» **TEXTAUSZUG**:
══════════════════════════════

Es klingt erst einmal nach einem bunten Potpourri, was in den Häusern unserer Kooperationspartner*innen Platz findet: Kochkurse für Grundschulkinder, ein Verein für Geflüchtete, Jugendtheater-Workshops, ein Männerchor, Jamsessions, Kabarett-Abende... Na gut, bei Letzteren ist politische Bildung quasi eingepreist, schauen Kabarettist*innen Politiker*innen doch genau auf die Finger und bieten Auseinandersetzung. Aber Kochkurse für Grundschulkinder?
Ein Haus für mehr Dorfgemeinschaft
Genau dieses Angebot ist ein besonders wichtiges im Verein „Brelinger Mitte“: Die Grundschulkinder lernen von Senior*innen aus dem Dorf beim gemeinsamen Kochen die regional-saisonale Küche kennen. „Wir machen Mehrgenerationenangebote“, sagt Bettina Arasin, die erste Vorsitzende des Vereins in der Wedemark, nördlich von Hannover. 150 Menschen haben 2004 ein ehemaliges Gasthaus in Brelingen gekauft, um Platz zu haben für integrierende Dorfgemeinschaftsprojekte. Mitte der 1970er Jahre waren in dem Haus bereits der Dorfladen und eine Postfiliale untergebracht worden. Es galt, das Gebäude für die Dorfgemeinschaft zu erhalten.

══════════════════════════════

» **AUSZÜGE DER DATENSÄTZE**:
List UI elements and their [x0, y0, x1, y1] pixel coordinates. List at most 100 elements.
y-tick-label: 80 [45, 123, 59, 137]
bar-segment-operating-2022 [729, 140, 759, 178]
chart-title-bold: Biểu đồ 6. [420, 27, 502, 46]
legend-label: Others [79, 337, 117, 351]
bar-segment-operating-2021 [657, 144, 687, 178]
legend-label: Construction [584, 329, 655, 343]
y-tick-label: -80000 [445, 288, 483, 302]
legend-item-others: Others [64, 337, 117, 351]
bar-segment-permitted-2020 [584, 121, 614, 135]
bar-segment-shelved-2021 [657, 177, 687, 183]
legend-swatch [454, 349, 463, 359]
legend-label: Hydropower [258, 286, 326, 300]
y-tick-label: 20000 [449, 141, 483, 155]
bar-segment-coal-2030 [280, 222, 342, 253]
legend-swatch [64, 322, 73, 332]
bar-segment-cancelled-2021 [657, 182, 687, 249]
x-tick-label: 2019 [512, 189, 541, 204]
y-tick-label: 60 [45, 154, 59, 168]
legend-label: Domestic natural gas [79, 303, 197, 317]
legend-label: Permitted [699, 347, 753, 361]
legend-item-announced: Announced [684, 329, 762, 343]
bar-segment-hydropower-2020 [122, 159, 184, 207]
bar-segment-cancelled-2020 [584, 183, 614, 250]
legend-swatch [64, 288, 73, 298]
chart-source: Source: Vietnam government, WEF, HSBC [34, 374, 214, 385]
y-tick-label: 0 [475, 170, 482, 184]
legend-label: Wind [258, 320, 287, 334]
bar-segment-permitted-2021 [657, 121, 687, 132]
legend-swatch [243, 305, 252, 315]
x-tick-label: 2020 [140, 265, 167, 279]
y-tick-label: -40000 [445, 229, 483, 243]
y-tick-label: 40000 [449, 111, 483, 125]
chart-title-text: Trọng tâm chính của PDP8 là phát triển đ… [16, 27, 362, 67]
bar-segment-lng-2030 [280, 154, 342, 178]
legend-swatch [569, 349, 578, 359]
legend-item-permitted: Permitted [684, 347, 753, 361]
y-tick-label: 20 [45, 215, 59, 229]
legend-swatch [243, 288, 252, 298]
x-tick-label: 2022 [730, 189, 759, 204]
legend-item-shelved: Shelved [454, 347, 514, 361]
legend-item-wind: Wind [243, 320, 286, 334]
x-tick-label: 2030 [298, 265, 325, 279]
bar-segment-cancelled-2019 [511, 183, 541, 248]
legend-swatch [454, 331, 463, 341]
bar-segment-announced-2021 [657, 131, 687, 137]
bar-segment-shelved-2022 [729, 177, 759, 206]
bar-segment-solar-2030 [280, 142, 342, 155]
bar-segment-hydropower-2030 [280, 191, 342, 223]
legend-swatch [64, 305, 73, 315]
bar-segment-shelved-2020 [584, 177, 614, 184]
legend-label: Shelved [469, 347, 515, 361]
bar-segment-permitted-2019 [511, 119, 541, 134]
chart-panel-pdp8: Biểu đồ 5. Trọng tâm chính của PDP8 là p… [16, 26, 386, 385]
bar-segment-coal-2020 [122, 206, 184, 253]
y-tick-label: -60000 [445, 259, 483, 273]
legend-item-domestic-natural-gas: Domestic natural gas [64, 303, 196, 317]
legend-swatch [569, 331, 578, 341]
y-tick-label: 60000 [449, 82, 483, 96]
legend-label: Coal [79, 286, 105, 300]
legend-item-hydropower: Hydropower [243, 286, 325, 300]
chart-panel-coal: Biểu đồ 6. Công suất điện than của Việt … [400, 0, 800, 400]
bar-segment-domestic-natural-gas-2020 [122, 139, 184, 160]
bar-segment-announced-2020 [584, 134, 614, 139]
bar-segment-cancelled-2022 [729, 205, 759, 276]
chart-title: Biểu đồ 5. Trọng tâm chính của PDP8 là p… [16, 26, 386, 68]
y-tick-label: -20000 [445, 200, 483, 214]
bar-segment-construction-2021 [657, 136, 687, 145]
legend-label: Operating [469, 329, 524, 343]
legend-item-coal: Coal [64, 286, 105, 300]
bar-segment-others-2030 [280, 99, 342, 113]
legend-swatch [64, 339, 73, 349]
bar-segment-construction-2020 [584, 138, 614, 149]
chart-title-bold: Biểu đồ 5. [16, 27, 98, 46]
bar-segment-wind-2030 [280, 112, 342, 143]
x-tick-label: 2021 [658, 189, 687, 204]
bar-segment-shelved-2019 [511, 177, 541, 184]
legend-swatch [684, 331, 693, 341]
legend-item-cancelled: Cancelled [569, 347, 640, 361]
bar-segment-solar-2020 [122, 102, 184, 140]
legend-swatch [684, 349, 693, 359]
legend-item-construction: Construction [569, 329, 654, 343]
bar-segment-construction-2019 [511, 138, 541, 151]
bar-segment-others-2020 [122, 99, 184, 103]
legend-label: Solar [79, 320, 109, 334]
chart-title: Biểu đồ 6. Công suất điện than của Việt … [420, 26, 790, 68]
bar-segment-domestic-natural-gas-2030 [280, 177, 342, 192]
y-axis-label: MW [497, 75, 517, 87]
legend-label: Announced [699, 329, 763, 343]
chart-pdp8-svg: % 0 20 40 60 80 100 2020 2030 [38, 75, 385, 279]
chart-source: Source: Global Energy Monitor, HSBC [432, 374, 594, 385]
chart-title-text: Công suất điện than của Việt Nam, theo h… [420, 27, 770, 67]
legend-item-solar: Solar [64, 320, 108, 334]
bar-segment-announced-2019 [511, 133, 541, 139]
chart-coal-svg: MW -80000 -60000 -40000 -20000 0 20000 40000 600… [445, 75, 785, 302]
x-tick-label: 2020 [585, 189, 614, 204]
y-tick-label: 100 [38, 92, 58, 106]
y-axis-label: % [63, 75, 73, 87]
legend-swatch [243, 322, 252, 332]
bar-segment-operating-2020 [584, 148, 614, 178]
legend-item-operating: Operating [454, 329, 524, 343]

══════════════════════════════

Bearbeite im Textauszug den Abschnitt, der mit den Worten „Es klingt erst“ beginnt und nach „Kochkurse für Grundschulkinder?“ endet, und setze darin „Frauenchor“ an die Stelle von „Männerchor“.

» **RICHTIGES ERGEBNIS**:
Es klingt erst einmal nach einem bunten Potpourri, was in den Häusern unserer Kooperationspartner*innen Platz findet: Kochkurse für Grundschulkinder, ein Verein für Geflüchtete, Jugendtheater-Workshops, ein Frauenchor, Jamsessions, Kabarett-Abende... Na gut, bei Letzteren ist politische Bildung quasi eingepreist, schauen Kabarettist*innen Politiker*innen doch genau auf die Finger und bieten Auseinandersetzung. Aber Kochkurse für Grundschulkinder?